• [Records]
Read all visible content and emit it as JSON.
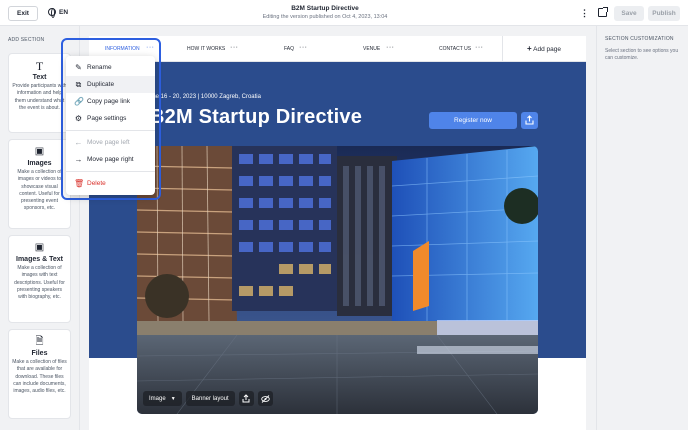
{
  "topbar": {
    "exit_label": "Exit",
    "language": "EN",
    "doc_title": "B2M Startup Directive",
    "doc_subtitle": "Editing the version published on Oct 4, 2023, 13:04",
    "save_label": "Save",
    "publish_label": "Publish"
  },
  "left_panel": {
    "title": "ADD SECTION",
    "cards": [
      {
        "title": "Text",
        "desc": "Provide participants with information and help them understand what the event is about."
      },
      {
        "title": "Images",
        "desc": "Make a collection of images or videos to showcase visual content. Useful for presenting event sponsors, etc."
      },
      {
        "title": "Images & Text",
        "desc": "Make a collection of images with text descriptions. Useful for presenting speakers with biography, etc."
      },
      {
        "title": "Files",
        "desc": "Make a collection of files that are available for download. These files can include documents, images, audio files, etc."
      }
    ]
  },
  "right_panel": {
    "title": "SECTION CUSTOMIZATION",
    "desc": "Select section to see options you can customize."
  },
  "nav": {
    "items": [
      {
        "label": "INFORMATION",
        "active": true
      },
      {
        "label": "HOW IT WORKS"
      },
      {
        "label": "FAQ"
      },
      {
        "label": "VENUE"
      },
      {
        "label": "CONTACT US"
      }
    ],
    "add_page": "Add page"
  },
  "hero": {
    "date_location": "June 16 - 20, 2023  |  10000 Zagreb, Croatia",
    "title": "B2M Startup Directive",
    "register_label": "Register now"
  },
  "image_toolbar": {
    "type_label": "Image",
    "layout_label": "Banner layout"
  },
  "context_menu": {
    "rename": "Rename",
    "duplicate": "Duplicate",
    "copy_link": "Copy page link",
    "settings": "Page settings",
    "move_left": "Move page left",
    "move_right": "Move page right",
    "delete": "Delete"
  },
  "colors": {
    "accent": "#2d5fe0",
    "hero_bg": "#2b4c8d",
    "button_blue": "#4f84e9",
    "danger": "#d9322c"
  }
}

---

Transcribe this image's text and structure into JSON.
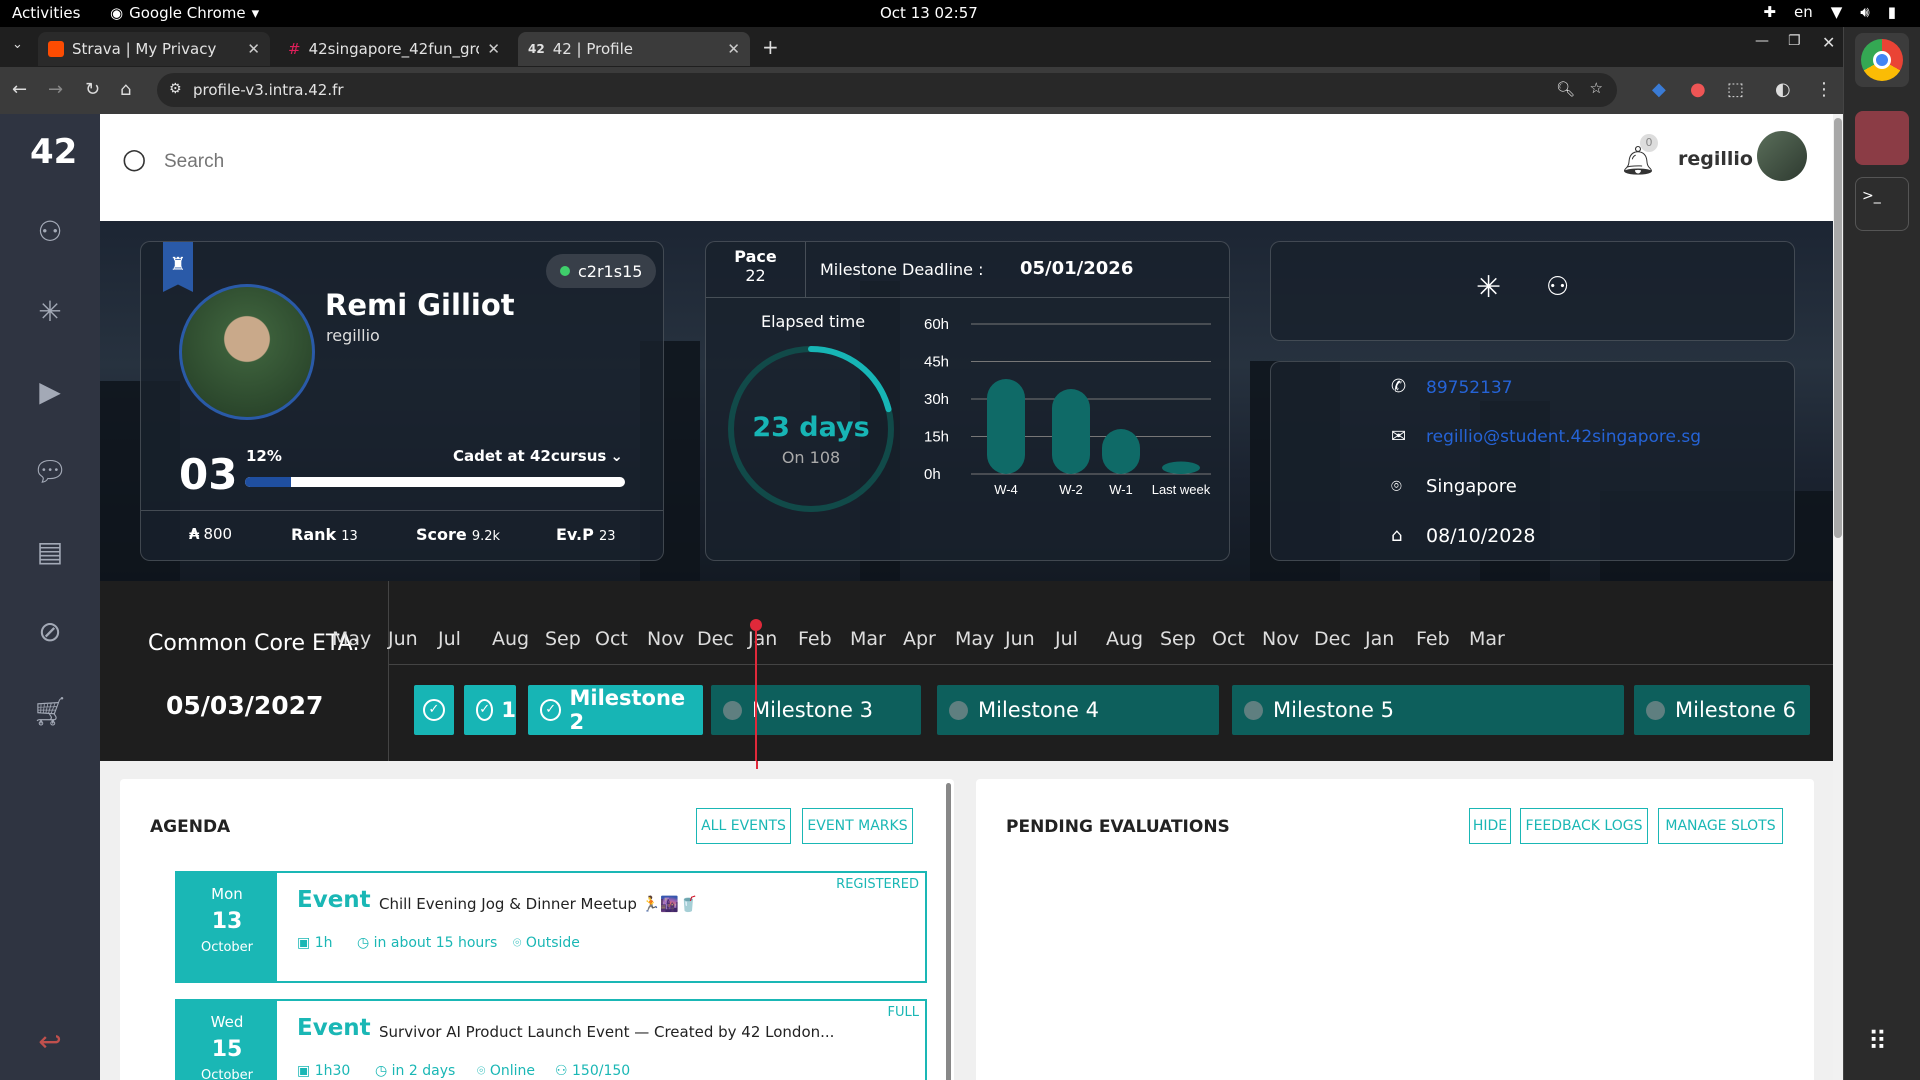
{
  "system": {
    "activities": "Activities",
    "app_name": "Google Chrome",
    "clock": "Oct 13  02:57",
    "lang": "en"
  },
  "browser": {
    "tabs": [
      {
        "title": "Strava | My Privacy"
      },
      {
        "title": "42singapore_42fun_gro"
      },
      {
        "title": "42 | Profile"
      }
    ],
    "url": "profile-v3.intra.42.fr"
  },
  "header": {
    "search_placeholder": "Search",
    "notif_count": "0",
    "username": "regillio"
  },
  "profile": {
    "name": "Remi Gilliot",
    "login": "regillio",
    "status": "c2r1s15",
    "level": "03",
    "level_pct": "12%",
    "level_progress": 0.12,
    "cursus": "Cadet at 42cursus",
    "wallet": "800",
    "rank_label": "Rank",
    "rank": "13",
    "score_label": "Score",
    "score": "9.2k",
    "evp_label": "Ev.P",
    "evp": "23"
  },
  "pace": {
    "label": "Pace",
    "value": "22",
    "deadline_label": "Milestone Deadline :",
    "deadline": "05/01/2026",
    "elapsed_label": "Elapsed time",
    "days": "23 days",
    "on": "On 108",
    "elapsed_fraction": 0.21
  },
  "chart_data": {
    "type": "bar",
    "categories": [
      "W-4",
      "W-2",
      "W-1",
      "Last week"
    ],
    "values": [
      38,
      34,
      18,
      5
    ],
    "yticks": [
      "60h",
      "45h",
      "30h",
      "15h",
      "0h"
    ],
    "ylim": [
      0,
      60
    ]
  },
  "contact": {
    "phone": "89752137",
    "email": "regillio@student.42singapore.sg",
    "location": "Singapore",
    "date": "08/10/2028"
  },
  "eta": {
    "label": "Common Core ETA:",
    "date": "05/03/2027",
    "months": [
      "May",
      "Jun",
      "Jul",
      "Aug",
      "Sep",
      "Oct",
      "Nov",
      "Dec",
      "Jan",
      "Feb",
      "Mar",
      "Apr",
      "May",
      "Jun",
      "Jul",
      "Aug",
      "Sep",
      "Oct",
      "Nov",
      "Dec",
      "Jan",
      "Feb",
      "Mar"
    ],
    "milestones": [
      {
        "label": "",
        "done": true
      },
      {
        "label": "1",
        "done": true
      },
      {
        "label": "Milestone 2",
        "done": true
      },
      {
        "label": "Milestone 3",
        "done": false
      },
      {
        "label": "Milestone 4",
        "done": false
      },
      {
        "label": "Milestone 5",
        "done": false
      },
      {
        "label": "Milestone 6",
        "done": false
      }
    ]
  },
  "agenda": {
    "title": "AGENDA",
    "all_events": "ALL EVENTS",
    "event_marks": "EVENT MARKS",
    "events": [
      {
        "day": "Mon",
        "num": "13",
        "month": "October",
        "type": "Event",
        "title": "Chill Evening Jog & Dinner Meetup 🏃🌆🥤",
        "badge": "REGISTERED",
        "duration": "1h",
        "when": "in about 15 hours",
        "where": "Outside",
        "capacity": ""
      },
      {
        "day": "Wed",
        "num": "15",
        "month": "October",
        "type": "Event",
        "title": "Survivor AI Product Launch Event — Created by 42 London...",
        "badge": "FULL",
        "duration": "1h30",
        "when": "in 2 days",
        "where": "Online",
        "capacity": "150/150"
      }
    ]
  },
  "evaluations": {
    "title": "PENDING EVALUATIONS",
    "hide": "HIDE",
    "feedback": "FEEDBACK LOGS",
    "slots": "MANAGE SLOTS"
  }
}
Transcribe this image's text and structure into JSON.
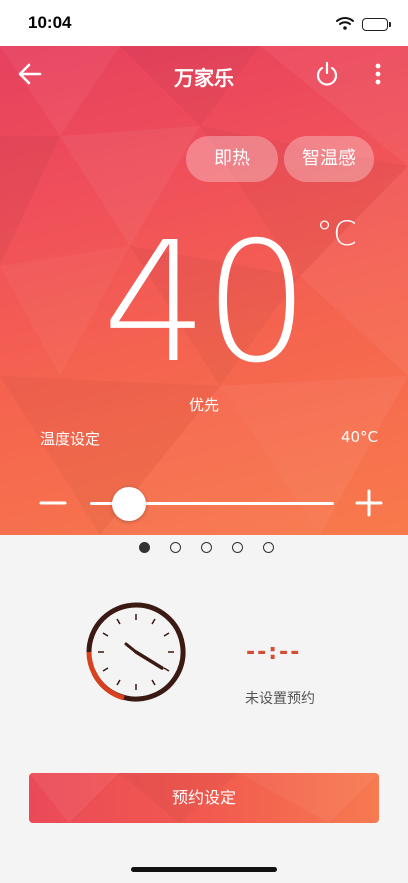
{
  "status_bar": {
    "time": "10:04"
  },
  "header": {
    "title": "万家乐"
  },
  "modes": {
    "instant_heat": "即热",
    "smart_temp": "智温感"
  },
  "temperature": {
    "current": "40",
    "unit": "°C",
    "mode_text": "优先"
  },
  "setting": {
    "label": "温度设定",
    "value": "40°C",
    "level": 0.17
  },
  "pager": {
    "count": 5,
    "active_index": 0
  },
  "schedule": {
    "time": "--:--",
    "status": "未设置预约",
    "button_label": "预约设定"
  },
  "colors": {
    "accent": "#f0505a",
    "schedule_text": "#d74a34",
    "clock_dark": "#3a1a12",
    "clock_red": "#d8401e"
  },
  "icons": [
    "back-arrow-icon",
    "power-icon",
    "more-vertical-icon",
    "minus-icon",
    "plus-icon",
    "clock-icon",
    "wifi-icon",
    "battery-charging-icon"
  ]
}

• [What to do] Across the records, how many lines contain "Useful"? Only the number should be given.

• [In response] 2